* _Your task_
All of the lines below are to be transcribed faithfully, with pictures excluded from the copy.

[BEGIN]

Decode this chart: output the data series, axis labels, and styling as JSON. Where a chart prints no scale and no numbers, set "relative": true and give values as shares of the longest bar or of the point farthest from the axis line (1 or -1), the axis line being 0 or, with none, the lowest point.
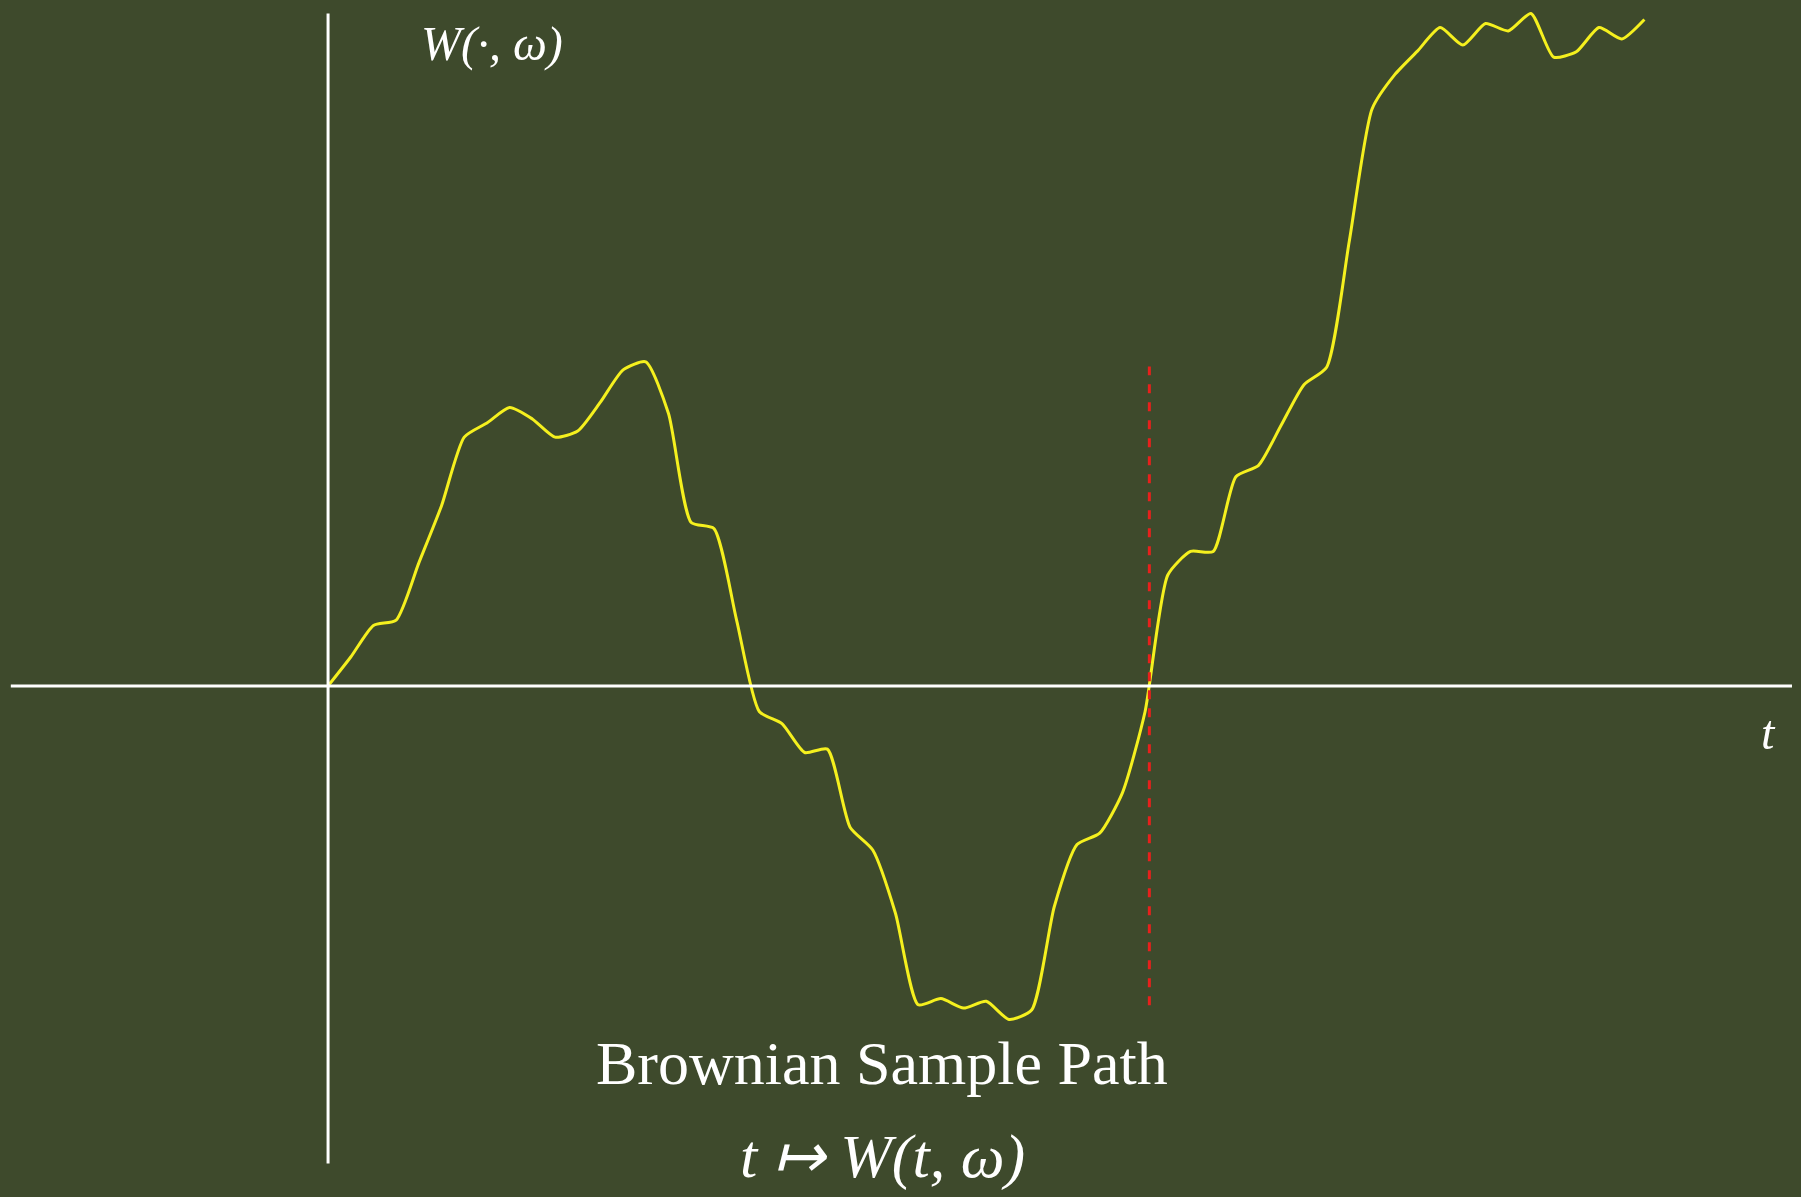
{
  "chart_data": {
    "type": "line",
    "relative": true,
    "ylabel": "W(·, ω)",
    "annotations": [
      "t",
      "Brownian Sample Path",
      "t ↦ W(t, ω)"
    ],
    "categories": [
      null,
      null,
      null,
      null,
      null,
      null,
      null,
      null,
      null,
      null,
      null,
      null,
      null,
      null,
      null,
      null,
      null,
      null,
      null,
      null,
      null,
      null,
      null,
      null,
      null,
      null,
      null,
      null,
      null,
      null,
      null,
      null,
      null,
      null,
      null,
      null,
      null,
      null,
      null,
      null,
      null,
      null,
      null,
      null,
      null,
      null,
      null,
      null,
      null,
      null,
      null,
      null,
      null,
      null,
      null,
      null,
      null,
      null,
      null
    ],
    "series": [
      {
        "color": "#f5f01e",
        "values": [
          0,
          0.043,
          0.09,
          0.098,
          0.183,
          0.268,
          0.37,
          0.391,
          0.414,
          0.397,
          0.37,
          0.379,
          0.422,
          0.47,
          0.482,
          0.405,
          0.243,
          0.234,
          0.098,
          -0.038,
          -0.056,
          -0.099,
          -0.094,
          -0.21,
          -0.244,
          -0.338,
          -0.474,
          -0.465,
          -0.479,
          -0.469,
          -0.496,
          -0.482,
          -0.328,
          -0.236,
          -0.219,
          -0.159,
          -0.038,
          0.165,
          0.2,
          0.2,
          0.311,
          0.328,
          0.388,
          0.448,
          0.474,
          0.662,
          0.858,
          0.909,
          0.944,
          0.979,
          0.953,
          0.985,
          0.974,
          1,
          0.935,
          0.943,
          0.979,
          0.962,
          0.991
        ]
      }
    ],
    "legend": false,
    "marker": "none",
    "line_style": "solid"
  }
}
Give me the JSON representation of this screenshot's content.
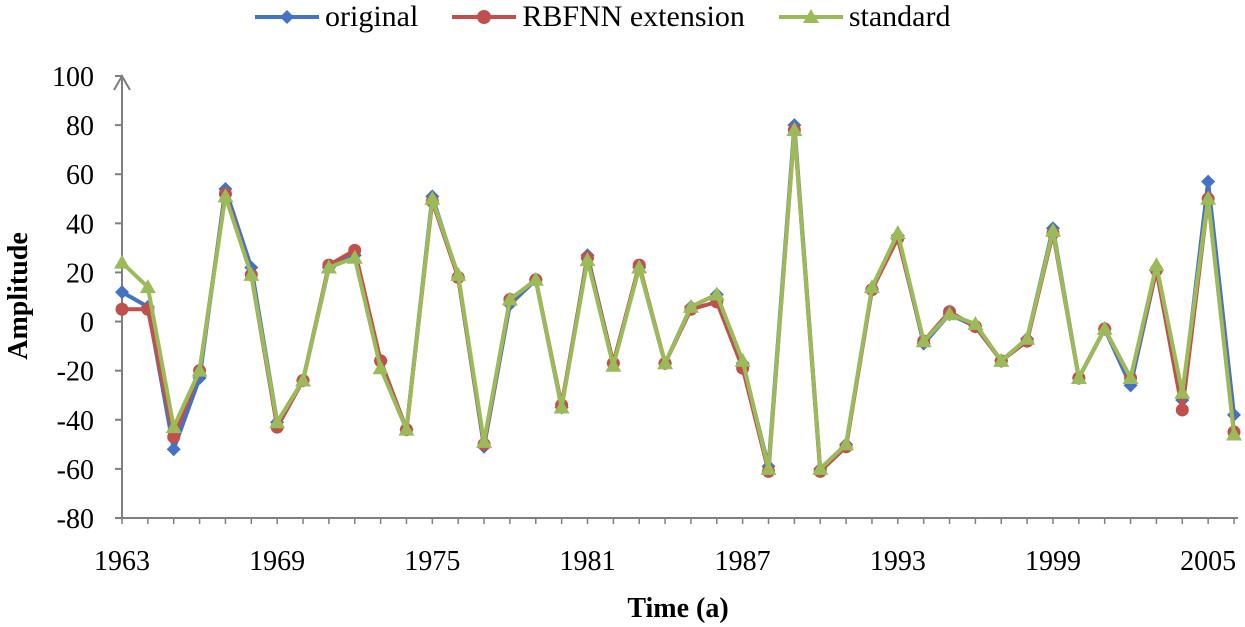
{
  "chart_data": {
    "type": "line",
    "xlabel": "Time (a)",
    "ylabel": "Amplitude",
    "ylim": [
      -80,
      100
    ],
    "yticks": [
      -80,
      -60,
      -40,
      -20,
      0,
      20,
      40,
      60,
      80,
      100
    ],
    "xlim": [
      1963,
      2006
    ],
    "xticks": [
      1963,
      1969,
      1975,
      1981,
      1987,
      1993,
      1999,
      2005
    ],
    "legend_position": "top",
    "grid": false,
    "x": [
      1963,
      1964,
      1965,
      1966,
      1967,
      1968,
      1969,
      1970,
      1971,
      1972,
      1973,
      1974,
      1975,
      1976,
      1977,
      1978,
      1979,
      1980,
      1981,
      1982,
      1983,
      1984,
      1985,
      1986,
      1987,
      1988,
      1989,
      1990,
      1991,
      1992,
      1993,
      1994,
      1995,
      1996,
      1997,
      1998,
      1999,
      2000,
      2001,
      2002,
      2003,
      2004,
      2005,
      2006
    ],
    "series": [
      {
        "name": "original",
        "color": "#4472c4",
        "marker": "diamond",
        "values": [
          12,
          6,
          -52,
          -23,
          54,
          22,
          -41,
          -24,
          22,
          27,
          -16,
          -44,
          51,
          18,
          -51,
          7,
          17,
          -35,
          27,
          -17,
          22,
          -17,
          6,
          11,
          -17,
          -59,
          80,
          -60,
          -50,
          13,
          35,
          -9,
          3,
          -2,
          -16,
          -7,
          38,
          -23,
          -3,
          -26,
          21,
          -32,
          57,
          -38
        ]
      },
      {
        "name": "RBFNN extension",
        "color": "#c0504d",
        "marker": "circle",
        "values": [
          5,
          5,
          -47,
          -20,
          52,
          19,
          -43,
          -24,
          23,
          29,
          -16,
          -44,
          49,
          18,
          -50,
          9,
          17,
          -34,
          26,
          -17,
          23,
          -17,
          5,
          8,
          -19,
          -61,
          78,
          -61,
          -51,
          13,
          34,
          -8,
          4,
          -2,
          -16,
          -8,
          36,
          -23,
          -3,
          -23,
          21,
          -36,
          50,
          -45
        ]
      },
      {
        "name": "standard",
        "color": "#9bbb59",
        "marker": "triangle",
        "values": [
          24,
          14,
          -43,
          -20,
          51,
          19,
          -41,
          -24,
          22,
          26,
          -19,
          -44,
          50,
          19,
          -49,
          9,
          17,
          -35,
          25,
          -18,
          22,
          -17,
          6,
          11,
          -16,
          -60,
          78,
          -60,
          -50,
          14,
          36,
          -8,
          3,
          -1,
          -16,
          -7,
          37,
          -23,
          -3,
          -23,
          23,
          -29,
          50,
          -46
        ]
      }
    ]
  }
}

[END]

* _Solution_
Decode this chart: output the data series, axis labels, and styling as JSON. Where a chart prints no scale and no numbers, set "relative": true and give values as shares of the longest bar or of the point farthest from the axis line (1 or -1), the axis line being 0 or, with none, the lowest point.
{
  "chart_data": {
    "type": "line",
    "relative": true,
    "ylabel": "W(·, ω)",
    "annotations": [
      "t",
      "Brownian Sample Path",
      "t ↦ W(t, ω)"
    ],
    "categories": [
      null,
      null,
      null,
      null,
      null,
      null,
      null,
      null,
      null,
      null,
      null,
      null,
      null,
      null,
      null,
      null,
      null,
      null,
      null,
      null,
      null,
      null,
      null,
      null,
      null,
      null,
      null,
      null,
      null,
      null,
      null,
      null,
      null,
      null,
      null,
      null,
      null,
      null,
      null,
      null,
      null,
      null,
      null,
      null,
      null,
      null,
      null,
      null,
      null,
      null,
      null,
      null,
      null,
      null,
      null,
      null,
      null,
      null,
      null
    ],
    "series": [
      {
        "color": "#f5f01e",
        "values": [
          0,
          0.043,
          0.09,
          0.098,
          0.183,
          0.268,
          0.37,
          0.391,
          0.414,
          0.397,
          0.37,
          0.379,
          0.422,
          0.47,
          0.482,
          0.405,
          0.243,
          0.234,
          0.098,
          -0.038,
          -0.056,
          -0.099,
          -0.094,
          -0.21,
          -0.244,
          -0.338,
          -0.474,
          -0.465,
          -0.479,
          -0.469,
          -0.496,
          -0.482,
          -0.328,
          -0.236,
          -0.219,
          -0.159,
          -0.038,
          0.165,
          0.2,
          0.2,
          0.311,
          0.328,
          0.388,
          0.448,
          0.474,
          0.662,
          0.858,
          0.909,
          0.944,
          0.979,
          0.953,
          0.985,
          0.974,
          1,
          0.935,
          0.943,
          0.979,
          0.962,
          0.991
        ]
      }
    ],
    "legend": false,
    "marker": "none",
    "line_style": "solid"
  }
}
Give me the JSON representation of this screenshot's content.
{
  "chart_data": {
    "type": "line",
    "xlabel": "Time (a)",
    "ylabel": "Amplitude",
    "ylim": [
      -80,
      100
    ],
    "yticks": [
      -80,
      -60,
      -40,
      -20,
      0,
      20,
      40,
      60,
      80,
      100
    ],
    "xlim": [
      1963,
      2006
    ],
    "xticks": [
      1963,
      1969,
      1975,
      1981,
      1987,
      1993,
      1999,
      2005
    ],
    "legend_position": "top",
    "grid": false,
    "x": [
      1963,
      1964,
      1965,
      1966,
      1967,
      1968,
      1969,
      1970,
      1971,
      1972,
      1973,
      1974,
      1975,
      1976,
      1977,
      1978,
      1979,
      1980,
      1981,
      1982,
      1983,
      1984,
      1985,
      1986,
      1987,
      1988,
      1989,
      1990,
      1991,
      1992,
      1993,
      1994,
      1995,
      1996,
      1997,
      1998,
      1999,
      2000,
      2001,
      2002,
      2003,
      2004,
      2005,
      2006
    ],
    "series": [
      {
        "name": "original",
        "color": "#4472c4",
        "marker": "diamond",
        "values": [
          12,
          6,
          -52,
          -23,
          54,
          22,
          -41,
          -24,
          22,
          27,
          -16,
          -44,
          51,
          18,
          -51,
          7,
          17,
          -35,
          27,
          -17,
          22,
          -17,
          6,
          11,
          -17,
          -59,
          80,
          -60,
          -50,
          13,
          35,
          -9,
          3,
          -2,
          -16,
          -7,
          38,
          -23,
          -3,
          -26,
          21,
          -32,
          57,
          -38
        ]
      },
      {
        "name": "RBFNN extension",
        "color": "#c0504d",
        "marker": "circle",
        "values": [
          5,
          5,
          -47,
          -20,
          52,
          19,
          -43,
          -24,
          23,
          29,
          -16,
          -44,
          49,
          18,
          -50,
          9,
          17,
          -34,
          26,
          -17,
          23,
          -17,
          5,
          8,
          -19,
          -61,
          78,
          -61,
          -51,
          13,
          34,
          -8,
          4,
          -2,
          -16,
          -8,
          36,
          -23,
          -3,
          -23,
          21,
          -36,
          50,
          -45
        ]
      },
      {
        "name": "standard",
        "color": "#9bbb59",
        "marker": "triangle",
        "values": [
          24,
          14,
          -43,
          -20,
          51,
          19,
          -41,
          -24,
          22,
          26,
          -19,
          -44,
          50,
          19,
          -49,
          9,
          17,
          -35,
          25,
          -18,
          22,
          -17,
          6,
          11,
          -16,
          -60,
          78,
          -60,
          -50,
          14,
          36,
          -8,
          3,
          -1,
          -16,
          -7,
          37,
          -23,
          -3,
          -23,
          23,
          -29,
          50,
          -46
        ]
      }
    ]
  }
}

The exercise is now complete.